> **STATED TASK**: In the records below, pick out all lines containing the word "screenshot".

=-=-=

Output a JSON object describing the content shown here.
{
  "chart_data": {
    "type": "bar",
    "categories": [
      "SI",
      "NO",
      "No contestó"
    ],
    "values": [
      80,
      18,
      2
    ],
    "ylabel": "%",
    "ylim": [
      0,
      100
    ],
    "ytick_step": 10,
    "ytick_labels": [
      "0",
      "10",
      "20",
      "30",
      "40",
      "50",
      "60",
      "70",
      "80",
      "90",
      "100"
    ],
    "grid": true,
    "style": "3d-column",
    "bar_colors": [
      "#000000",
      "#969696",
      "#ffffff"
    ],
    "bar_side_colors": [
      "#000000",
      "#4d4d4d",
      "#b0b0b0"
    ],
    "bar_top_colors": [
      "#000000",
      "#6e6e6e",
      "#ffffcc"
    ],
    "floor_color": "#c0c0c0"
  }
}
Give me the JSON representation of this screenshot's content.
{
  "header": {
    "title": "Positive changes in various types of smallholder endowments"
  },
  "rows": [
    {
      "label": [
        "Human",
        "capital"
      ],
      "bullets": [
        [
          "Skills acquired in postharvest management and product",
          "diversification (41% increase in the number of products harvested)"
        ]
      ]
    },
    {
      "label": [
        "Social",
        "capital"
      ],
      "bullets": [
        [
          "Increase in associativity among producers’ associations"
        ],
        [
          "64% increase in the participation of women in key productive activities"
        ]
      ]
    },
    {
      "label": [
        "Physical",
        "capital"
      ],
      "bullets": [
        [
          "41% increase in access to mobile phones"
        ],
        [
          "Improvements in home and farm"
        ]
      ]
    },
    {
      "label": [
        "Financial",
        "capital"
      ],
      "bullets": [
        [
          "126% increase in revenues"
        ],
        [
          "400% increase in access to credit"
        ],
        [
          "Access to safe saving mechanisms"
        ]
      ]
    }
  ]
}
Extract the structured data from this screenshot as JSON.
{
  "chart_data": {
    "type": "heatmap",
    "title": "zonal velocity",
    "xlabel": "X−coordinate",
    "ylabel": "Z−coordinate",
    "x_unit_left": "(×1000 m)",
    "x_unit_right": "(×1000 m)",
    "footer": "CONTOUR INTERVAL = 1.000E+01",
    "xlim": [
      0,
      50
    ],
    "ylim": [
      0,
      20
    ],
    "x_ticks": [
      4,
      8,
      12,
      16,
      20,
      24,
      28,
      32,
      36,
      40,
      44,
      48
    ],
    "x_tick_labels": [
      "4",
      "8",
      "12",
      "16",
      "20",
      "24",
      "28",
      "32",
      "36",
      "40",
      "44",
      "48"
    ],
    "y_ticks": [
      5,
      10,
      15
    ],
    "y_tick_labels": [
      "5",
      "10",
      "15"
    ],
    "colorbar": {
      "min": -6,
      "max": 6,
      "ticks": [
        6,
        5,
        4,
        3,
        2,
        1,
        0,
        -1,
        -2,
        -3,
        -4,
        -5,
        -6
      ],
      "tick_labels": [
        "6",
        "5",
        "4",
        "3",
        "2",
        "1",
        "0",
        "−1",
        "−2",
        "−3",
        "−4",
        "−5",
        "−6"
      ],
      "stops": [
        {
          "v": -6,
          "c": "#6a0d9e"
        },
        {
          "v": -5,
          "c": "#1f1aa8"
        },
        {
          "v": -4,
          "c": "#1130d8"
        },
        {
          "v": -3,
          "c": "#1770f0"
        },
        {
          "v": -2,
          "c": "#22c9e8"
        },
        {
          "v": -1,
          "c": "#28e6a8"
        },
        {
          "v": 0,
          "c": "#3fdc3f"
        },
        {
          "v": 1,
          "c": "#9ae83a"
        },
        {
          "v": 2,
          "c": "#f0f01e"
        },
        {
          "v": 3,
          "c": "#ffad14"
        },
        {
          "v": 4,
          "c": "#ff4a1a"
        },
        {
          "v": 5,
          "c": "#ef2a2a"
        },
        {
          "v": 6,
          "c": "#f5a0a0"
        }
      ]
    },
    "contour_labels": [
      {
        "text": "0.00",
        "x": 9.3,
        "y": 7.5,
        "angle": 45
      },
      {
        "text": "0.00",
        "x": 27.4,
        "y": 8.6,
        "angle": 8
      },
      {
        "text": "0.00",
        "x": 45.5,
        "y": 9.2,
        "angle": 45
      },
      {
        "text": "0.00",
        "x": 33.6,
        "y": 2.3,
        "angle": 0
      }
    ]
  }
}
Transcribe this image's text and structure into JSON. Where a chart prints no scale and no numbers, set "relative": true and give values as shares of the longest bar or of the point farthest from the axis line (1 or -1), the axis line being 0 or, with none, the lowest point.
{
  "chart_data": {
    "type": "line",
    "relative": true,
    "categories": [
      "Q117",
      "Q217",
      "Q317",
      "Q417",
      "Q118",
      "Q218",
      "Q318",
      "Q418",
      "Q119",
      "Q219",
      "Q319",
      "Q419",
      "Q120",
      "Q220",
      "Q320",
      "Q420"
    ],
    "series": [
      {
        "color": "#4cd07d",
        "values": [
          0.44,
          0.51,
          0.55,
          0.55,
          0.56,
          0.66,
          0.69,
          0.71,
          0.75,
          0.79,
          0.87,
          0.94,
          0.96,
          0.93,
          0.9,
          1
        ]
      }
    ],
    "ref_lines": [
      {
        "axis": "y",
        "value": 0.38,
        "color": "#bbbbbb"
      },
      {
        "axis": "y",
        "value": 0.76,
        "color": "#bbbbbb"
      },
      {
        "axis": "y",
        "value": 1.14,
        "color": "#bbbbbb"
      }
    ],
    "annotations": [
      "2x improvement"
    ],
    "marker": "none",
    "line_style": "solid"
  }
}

=-=-=

> **FINAL RESULT**:
Give me the JSON representation of this screenshot's content.
Extract the structured data from this screenshot as JSON.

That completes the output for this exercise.